■ TRABALHO PEDIDO ■
Formate todas as linhas da listagem abaixo como uma lista numerada, sem incluir as linhas em branco.

Registros de caixas de elementos:
((

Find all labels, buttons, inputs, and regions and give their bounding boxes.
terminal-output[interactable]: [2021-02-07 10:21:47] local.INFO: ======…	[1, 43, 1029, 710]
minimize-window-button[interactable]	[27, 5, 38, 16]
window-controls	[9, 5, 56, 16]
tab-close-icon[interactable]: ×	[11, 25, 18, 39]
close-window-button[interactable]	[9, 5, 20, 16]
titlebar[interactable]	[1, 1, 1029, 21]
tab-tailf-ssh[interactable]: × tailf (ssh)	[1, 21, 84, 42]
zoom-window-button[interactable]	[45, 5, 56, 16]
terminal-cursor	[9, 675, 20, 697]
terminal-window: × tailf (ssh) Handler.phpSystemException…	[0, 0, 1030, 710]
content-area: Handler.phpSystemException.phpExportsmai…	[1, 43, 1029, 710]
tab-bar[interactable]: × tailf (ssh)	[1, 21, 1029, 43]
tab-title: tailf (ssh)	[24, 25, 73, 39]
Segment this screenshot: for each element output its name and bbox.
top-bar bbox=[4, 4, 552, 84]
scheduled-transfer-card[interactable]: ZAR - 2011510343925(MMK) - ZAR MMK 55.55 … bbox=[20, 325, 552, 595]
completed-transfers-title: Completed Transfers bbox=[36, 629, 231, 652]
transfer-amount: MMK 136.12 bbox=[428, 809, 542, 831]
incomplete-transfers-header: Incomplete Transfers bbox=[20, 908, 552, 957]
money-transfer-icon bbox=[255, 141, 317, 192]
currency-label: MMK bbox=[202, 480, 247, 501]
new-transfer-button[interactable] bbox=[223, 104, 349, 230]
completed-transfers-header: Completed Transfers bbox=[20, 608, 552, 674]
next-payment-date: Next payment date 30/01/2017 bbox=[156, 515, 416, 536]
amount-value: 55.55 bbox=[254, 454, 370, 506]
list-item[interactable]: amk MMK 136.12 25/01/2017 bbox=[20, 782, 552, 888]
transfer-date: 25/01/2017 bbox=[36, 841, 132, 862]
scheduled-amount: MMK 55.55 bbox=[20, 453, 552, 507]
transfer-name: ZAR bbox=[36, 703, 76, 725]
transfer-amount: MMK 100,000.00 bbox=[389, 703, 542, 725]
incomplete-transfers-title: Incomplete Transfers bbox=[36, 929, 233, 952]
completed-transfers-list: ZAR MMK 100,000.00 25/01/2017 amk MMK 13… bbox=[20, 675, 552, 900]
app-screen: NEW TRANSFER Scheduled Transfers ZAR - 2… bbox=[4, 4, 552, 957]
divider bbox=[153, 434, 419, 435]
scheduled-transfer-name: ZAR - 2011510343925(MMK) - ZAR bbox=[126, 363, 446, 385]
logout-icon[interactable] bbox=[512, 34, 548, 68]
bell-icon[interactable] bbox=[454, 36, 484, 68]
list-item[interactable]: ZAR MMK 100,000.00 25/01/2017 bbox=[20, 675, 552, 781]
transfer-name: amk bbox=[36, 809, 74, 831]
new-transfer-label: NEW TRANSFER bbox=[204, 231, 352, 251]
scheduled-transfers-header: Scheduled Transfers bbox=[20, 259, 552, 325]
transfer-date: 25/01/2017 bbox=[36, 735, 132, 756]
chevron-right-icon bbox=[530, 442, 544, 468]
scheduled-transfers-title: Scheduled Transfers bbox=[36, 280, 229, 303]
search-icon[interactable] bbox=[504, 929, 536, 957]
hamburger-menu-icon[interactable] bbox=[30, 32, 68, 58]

))

■ RESULTADO DA TAREFA ■
1. Find all labels, buttons, inputs, and regions and give their bounding boxes.
2. terminal-output[interactable]: [2021-02-07 10:21:47] local.INFO: ======…	[1, 43, 1029, 710]
3. minimize-window-button[interactable]	[27, 5, 38, 16]
4. window-controls	[9, 5, 56, 16]
5. tab-close-icon[interactable]: ×	[11, 25, 18, 39]
6. close-window-button[interactable]	[9, 5, 20, 16]
7. titlebar[interactable]	[1, 1, 1029, 21]
8. tab-tailf-ssh[interactable]: × tailf (ssh)	[1, 21, 84, 42]
9. zoom-window-button[interactable]	[45, 5, 56, 16]
10. terminal-cursor	[9, 675, 20, 697]
11. terminal-window: × tailf (ssh) Handler.phpSystemException…	[0, 0, 1030, 710]
12. content-area: Handler.phpSystemException.phpExportsmai…	[1, 43, 1029, 710]
13. tab-bar[interactable]: × tailf (ssh)	[1, 21, 1029, 43]
14. tab-title: tailf (ssh)	[24, 25, 73, 39]
15. Segment this screenshot: for each element output its name and bbox.
16. top-bar bbox=[4, 4, 552, 84]
17. scheduled-transfer-card[interactable]: ZAR - 2011510343925(MMK) - ZAR MMK 55.55 … bbox=[20, 325, 552, 595]
18. completed-transfers-title: Completed Transfers bbox=[36, 629, 231, 652]
19. transfer-amount: MMK 136.12 bbox=[428, 809, 542, 831]
20. incomplete-transfers-header: Incomplete Transfers bbox=[20, 908, 552, 957]
21. money-transfer-icon bbox=[255, 141, 317, 192]
22. currency-label: MMK bbox=[202, 480, 247, 501]
23. new-transfer-button[interactable] bbox=[223, 104, 349, 230]
24. completed-transfers-header: Completed Transfers bbox=[20, 608, 552, 674]
25. next-payment-date: Next payment date 30/01/2017 bbox=[156, 515, 416, 536]
26. amount-value: 55.55 bbox=[254, 454, 370, 506]
27. list-item[interactable]: amk MMK 136.12 25/01/2017 bbox=[20, 782, 552, 888]
28. transfer-date: 25/01/2017 bbox=[36, 841, 132, 862]
29. scheduled-amount: MMK 55.55 bbox=[20, 453, 552, 507]
30. transfer-name: ZAR bbox=[36, 703, 76, 725]
31. transfer-amount: MMK 100,000.00 bbox=[389, 703, 542, 725]
32. incomplete-transfers-title: Incomplete Transfers bbox=[36, 929, 233, 952]
33. completed-transfers-list: ZAR MMK 100,000.00 25/01/2017 amk MMK 13… bbox=[20, 675, 552, 900]
34. app-screen: NEW TRANSFER Scheduled Transfers ZAR - 2… bbox=[4, 4, 552, 957]
35. divider bbox=[153, 434, 419, 435]
36. scheduled-transfer-name: ZAR - 2011510343925(MMK) - ZAR bbox=[126, 363, 446, 385]
37. logout-icon[interactable] bbox=[512, 34, 548, 68]
38. bell-icon[interactable] bbox=[454, 36, 484, 68]
39. list-item[interactable]: ZAR MMK 100,000.00 25/01/2017 bbox=[20, 675, 552, 781]
40. transfer-name: amk bbox=[36, 809, 74, 831]
41. new-transfer-label: NEW TRANSFER bbox=[204, 231, 352, 251]
42. scheduled-transfers-header: Scheduled Transfers bbox=[20, 259, 552, 325]
43. transfer-date: 25/01/2017 bbox=[36, 735, 132, 756]
44. chevron-right-icon bbox=[530, 442, 544, 468]
45. scheduled-transfers-title: Scheduled Transfers bbox=[36, 280, 229, 303]
46. search-icon[interactable] bbox=[504, 929, 536, 957]
47. hamburger-menu-icon[interactable] bbox=[30, 32, 68, 58]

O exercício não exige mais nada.